━━ RECORDS FOR THIS EXERCISE ━━

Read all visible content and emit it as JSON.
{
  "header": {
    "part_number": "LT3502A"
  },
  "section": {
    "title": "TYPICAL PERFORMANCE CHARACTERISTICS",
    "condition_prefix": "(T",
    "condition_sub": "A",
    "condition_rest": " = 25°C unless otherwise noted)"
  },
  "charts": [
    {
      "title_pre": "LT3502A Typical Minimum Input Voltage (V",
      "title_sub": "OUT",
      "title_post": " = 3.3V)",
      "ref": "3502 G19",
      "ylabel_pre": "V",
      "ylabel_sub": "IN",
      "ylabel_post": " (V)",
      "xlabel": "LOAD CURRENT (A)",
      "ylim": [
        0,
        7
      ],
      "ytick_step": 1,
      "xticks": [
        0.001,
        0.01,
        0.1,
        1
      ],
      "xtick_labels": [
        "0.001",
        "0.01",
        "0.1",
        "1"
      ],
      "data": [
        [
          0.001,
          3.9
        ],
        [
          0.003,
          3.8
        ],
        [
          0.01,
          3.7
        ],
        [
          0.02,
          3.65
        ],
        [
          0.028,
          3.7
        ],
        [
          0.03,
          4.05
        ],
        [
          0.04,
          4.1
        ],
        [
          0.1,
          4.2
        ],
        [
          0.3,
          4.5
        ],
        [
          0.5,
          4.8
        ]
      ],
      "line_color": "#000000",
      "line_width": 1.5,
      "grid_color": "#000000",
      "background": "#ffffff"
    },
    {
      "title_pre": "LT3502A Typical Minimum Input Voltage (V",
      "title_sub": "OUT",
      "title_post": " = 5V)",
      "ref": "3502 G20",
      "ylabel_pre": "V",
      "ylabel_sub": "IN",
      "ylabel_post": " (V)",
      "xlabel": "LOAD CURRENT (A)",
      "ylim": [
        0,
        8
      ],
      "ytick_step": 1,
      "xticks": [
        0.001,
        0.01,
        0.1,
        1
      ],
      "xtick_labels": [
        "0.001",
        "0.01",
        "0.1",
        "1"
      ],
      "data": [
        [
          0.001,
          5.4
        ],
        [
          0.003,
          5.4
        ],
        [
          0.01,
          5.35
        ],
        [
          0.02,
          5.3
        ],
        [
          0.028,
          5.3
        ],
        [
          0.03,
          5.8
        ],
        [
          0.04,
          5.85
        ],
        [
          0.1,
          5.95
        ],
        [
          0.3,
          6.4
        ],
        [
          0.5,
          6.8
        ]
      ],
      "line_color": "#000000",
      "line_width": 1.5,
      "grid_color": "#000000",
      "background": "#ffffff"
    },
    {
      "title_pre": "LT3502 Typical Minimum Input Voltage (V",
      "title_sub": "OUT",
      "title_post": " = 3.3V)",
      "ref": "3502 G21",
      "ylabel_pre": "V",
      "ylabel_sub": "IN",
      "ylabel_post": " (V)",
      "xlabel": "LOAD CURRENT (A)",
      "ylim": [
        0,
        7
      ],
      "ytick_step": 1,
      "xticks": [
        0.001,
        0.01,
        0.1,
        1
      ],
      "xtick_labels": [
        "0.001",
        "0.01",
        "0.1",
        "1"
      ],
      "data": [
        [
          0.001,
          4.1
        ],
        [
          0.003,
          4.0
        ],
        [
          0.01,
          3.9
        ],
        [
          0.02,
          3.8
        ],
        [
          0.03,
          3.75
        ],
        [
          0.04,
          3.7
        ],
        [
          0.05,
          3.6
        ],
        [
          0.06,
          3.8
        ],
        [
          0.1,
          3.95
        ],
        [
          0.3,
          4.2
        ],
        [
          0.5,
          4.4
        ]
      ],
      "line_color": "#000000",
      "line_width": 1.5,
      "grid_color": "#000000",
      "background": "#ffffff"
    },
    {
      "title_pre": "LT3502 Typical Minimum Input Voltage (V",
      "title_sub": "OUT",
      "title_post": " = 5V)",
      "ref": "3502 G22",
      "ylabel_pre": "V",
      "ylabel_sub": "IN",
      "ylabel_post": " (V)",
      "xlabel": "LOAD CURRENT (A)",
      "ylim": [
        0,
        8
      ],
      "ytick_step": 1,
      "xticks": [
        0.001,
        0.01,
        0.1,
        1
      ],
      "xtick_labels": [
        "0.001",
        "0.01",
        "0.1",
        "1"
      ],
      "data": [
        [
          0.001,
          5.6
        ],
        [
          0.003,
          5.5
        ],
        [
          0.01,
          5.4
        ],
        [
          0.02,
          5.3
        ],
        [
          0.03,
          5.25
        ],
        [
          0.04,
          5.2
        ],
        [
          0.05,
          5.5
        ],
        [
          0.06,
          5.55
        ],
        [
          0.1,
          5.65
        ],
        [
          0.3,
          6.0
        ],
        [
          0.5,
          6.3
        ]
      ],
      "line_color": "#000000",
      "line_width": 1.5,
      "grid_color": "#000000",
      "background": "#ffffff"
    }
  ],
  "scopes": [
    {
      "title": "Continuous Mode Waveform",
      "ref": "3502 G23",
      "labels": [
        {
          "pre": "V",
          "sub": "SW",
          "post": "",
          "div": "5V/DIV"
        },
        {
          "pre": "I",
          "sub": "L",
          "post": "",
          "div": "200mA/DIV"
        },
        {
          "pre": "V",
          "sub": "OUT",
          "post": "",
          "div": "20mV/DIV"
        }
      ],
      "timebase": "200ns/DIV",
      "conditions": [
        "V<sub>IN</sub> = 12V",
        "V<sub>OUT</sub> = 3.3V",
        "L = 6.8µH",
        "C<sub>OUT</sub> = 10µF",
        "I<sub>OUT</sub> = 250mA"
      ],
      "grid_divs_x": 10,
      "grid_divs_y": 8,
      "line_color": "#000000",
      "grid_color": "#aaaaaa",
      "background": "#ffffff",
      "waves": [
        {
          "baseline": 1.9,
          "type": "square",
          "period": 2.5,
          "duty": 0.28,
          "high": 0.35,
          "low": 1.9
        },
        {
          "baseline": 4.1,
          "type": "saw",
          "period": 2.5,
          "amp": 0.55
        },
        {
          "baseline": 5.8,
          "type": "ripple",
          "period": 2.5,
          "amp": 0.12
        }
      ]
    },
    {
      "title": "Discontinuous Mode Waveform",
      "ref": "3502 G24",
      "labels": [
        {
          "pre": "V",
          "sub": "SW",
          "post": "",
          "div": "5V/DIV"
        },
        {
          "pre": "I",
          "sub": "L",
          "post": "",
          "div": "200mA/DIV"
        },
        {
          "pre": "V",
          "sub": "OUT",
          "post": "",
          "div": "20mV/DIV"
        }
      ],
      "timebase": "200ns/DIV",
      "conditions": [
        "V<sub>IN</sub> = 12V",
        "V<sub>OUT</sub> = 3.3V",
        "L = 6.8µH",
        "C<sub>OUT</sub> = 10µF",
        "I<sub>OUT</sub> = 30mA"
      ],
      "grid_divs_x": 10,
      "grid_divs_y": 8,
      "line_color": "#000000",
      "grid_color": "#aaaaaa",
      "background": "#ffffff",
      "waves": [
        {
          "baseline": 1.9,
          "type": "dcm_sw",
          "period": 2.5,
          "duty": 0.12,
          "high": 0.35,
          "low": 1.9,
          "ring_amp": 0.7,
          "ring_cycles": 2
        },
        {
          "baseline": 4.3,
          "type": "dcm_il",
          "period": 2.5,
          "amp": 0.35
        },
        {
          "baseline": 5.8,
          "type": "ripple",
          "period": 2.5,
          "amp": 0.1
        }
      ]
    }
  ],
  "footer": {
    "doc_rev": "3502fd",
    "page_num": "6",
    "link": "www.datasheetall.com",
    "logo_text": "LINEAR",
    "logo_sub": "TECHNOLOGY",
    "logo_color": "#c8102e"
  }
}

━━━

> [PROBLEM REQUIREMENTS]: Transcribe the full listing above without leaving anything out.

> [THE RESPONSE]:
Read all visible content and emit it as JSON.
{
  "header": {
    "part_number": "LT3502A"
  },
  "section": {
    "title": "TYPICAL PERFORMANCE CHARACTERISTICS",
    "condition_prefix": "(T",
    "condition_sub": "A",
    "condition_rest": " = 25°C unless otherwise noted)"
  },
  "charts": [
    {
      "title_pre": "LT3502A Typical Minimum Input Voltage (V",
      "title_sub": "OUT",
      "title_post": " = 3.3V)",
      "ref": "3502 G19",
      "ylabel_pre": "V",
      "ylabel_sub": "IN",
      "ylabel_post": " (V)",
      "xlabel": "LOAD CURRENT (A)",
      "ylim": [
        0,
        7
      ],
      "ytick_step": 1,
      "xticks": [
        0.001,
        0.01,
        0.1,
        1
      ],
      "xtick_labels": [
        "0.001",
        "0.01",
        "0.1",
        "1"
      ],
      "data": [
        [
          0.001,
          3.9
        ],
        [
          0.003,
          3.8
        ],
        [
          0.01,
          3.7
        ],
        [
          0.02,
          3.65
        ],
        [
          0.028,
          3.7
        ],
        [
          0.03,
          4.05
        ],
        [
          0.04,
          4.1
        ],
        [
          0.1,
          4.2
        ],
        [
          0.3,
          4.5
        ],
        [
          0.5,
          4.8
        ]
      ],
      "line_color": "#000000",
      "line_width": 1.5,
      "grid_color": "#000000",
      "background": "#ffffff"
    },
    {
      "title_pre": "LT3502A Typical Minimum Input Voltage (V",
      "title_sub": "OUT",
      "title_post": " = 5V)",
      "ref": "3502 G20",
      "ylabel_pre": "V",
      "ylabel_sub": "IN",
      "ylabel_post": " (V)",
      "xlabel": "LOAD CURRENT (A)",
      "ylim": [
        0,
        8
      ],
      "ytick_step": 1,
      "xticks": [
        0.001,
        0.01,
        0.1,
        1
      ],
      "xtick_labels": [
        "0.001",
        "0.01",
        "0.1",
        "1"
      ],
      "data": [
        [
          0.001,
          5.4
        ],
        [
          0.003,
          5.4
        ],
        [
          0.01,
          5.35
        ],
        [
          0.02,
          5.3
        ],
        [
          0.028,
          5.3
        ],
        [
          0.03,
          5.8
        ],
        [
          0.04,
          5.85
        ],
        [
          0.1,
          5.95
        ],
        [
          0.3,
          6.4
        ],
        [
          0.5,
          6.8
        ]
      ],
      "line_color": "#000000",
      "line_width": 1.5,
      "grid_color": "#000000",
      "background": "#ffffff"
    },
    {
      "title_pre": "LT3502 Typical Minimum Input Voltage (V",
      "title_sub": "OUT",
      "title_post": " = 3.3V)",
      "ref": "3502 G21",
      "ylabel_pre": "V",
      "ylabel_sub": "IN",
      "ylabel_post": " (V)",
      "xlabel": "LOAD CURRENT (A)",
      "ylim": [
        0,
        7
      ],
      "ytick_step": 1,
      "xticks": [
        0.001,
        0.01,
        0.1,
        1
      ],
      "xtick_labels": [
        "0.001",
        "0.01",
        "0.1",
        "1"
      ],
      "data": [
        [
          0.001,
          4.1
        ],
        [
          0.003,
          4.0
        ],
        [
          0.01,
          3.9
        ],
        [
          0.02,
          3.8
        ],
        [
          0.03,
          3.75
        ],
        [
          0.04,
          3.7
        ],
        [
          0.05,
          3.6
        ],
        [
          0.06,
          3.8
        ],
        [
          0.1,
          3.95
        ],
        [
          0.3,
          4.2
        ],
        [
          0.5,
          4.4
        ]
      ],
      "line_color": "#000000",
      "line_width": 1.5,
      "grid_color": "#000000",
      "background": "#ffffff"
    },
    {
      "title_pre": "LT3502 Typical Minimum Input Voltage (V",
      "title_sub": "OUT",
      "title_post": " = 5V)",
      "ref": "3502 G22",
      "ylabel_pre": "V",
      "ylabel_sub": "IN",
      "ylabel_post": " (V)",
      "xlabel": "LOAD CURRENT (A)",
      "ylim": [
        0,
        8
      ],
      "ytick_step": 1,
      "xticks": [
        0.001,
        0.01,
        0.1,
        1
      ],
      "xtick_labels": [
        "0.001",
        "0.01",
        "0.1",
        "1"
      ],
      "data": [
        [
          0.001,
          5.6
        ],
        [
          0.003,
          5.5
        ],
        [
          0.01,
          5.4
        ],
        [
          0.02,
          5.3
        ],
        [
          0.03,
          5.25
        ],
        [
          0.04,
          5.2
        ],
        [
          0.05,
          5.5
        ],
        [
          0.06,
          5.55
        ],
        [
          0.1,
          5.65
        ],
        [
          0.3,
          6.0
        ],
        [
          0.5,
          6.3
        ]
      ],
      "line_color": "#000000",
      "line_width": 1.5,
      "grid_color": "#000000",
      "background": "#ffffff"
    }
  ],
  "scopes": [
    {
      "title": "Continuous Mode Waveform",
      "ref": "3502 G23",
      "labels": [
        {
          "pre": "V",
          "sub": "SW",
          "post": "",
          "div": "5V/DIV"
        },
        {
          "pre": "I",
          "sub": "L",
          "post": "",
          "div": "200mA/DIV"
        },
        {
          "pre": "V",
          "sub": "OUT",
          "post": "",
          "div": "20mV/DIV"
        }
      ],
      "timebase": "200ns/DIV",
      "conditions": [
        "V<sub>IN</sub> = 12V",
        "V<sub>OUT</sub> = 3.3V",
        "L = 6.8µH",
        "C<sub>OUT</sub> = 10µF",
        "I<sub>OUT</sub> = 250mA"
      ],
      "grid_divs_x": 10,
      "grid_divs_y": 8,
      "line_color": "#000000",
      "grid_color": "#aaaaaa",
      "background": "#ffffff",
      "waves": [
        {
          "baseline": 1.9,
          "type": "square",
          "period": 2.5,
          "duty": 0.28,
          "high": 0.35,
          "low": 1.9
        },
        {
          "baseline": 4.1,
          "type": "saw",
          "period": 2.5,
          "amp": 0.55
        },
        {
          "baseline": 5.8,
          "type": "ripple",
          "period": 2.5,
          "amp": 0.12
        }
      ]
    },
    {
      "title": "Discontinuous Mode Waveform",
      "ref": "3502 G24",
      "labels": [
        {
          "pre": "V",
          "sub": "SW",
          "post": "",
          "div": "5V/DIV"
        },
        {
          "pre": "I",
          "sub": "L",
          "post": "",
          "div": "200mA/DIV"
        },
        {
          "pre": "V",
          "sub": "OUT",
          "post": "",
          "div": "20mV/DIV"
        }
      ],
      "timebase": "200ns/DIV",
      "conditions": [
        "V<sub>IN</sub> = 12V",
        "V<sub>OUT</sub> = 3.3V",
        "L = 6.8µH",
        "C<sub>OUT</sub> = 10µF",
        "I<sub>OUT</sub> = 30mA"
      ],
      "grid_divs_x": 10,
      "grid_divs_y": 8,
      "line_color": "#000000",
      "grid_color": "#aaaaaa",
      "background": "#ffffff",
      "waves": [
        {
          "baseline": 1.9,
          "type": "dcm_sw",
          "period": 2.5,
          "duty": 0.12,
          "high": 0.35,
          "low": 1.9,
          "ring_amp": 0.7,
          "ring_cycles": 2
        },
        {
          "baseline": 4.3,
          "type": "dcm_il",
          "period": 2.5,
          "amp": 0.35
        },
        {
          "baseline": 5.8,
          "type": "ripple",
          "period": 2.5,
          "amp": 0.1
        }
      ]
    }
  ],
  "footer": {
    "doc_rev": "3502fd",
    "page_num": "6",
    "link": "www.datasheetall.com",
    "logo_text": "LINEAR",
    "logo_sub": "TECHNOLOGY",
    "logo_color": "#c8102e"
  }
}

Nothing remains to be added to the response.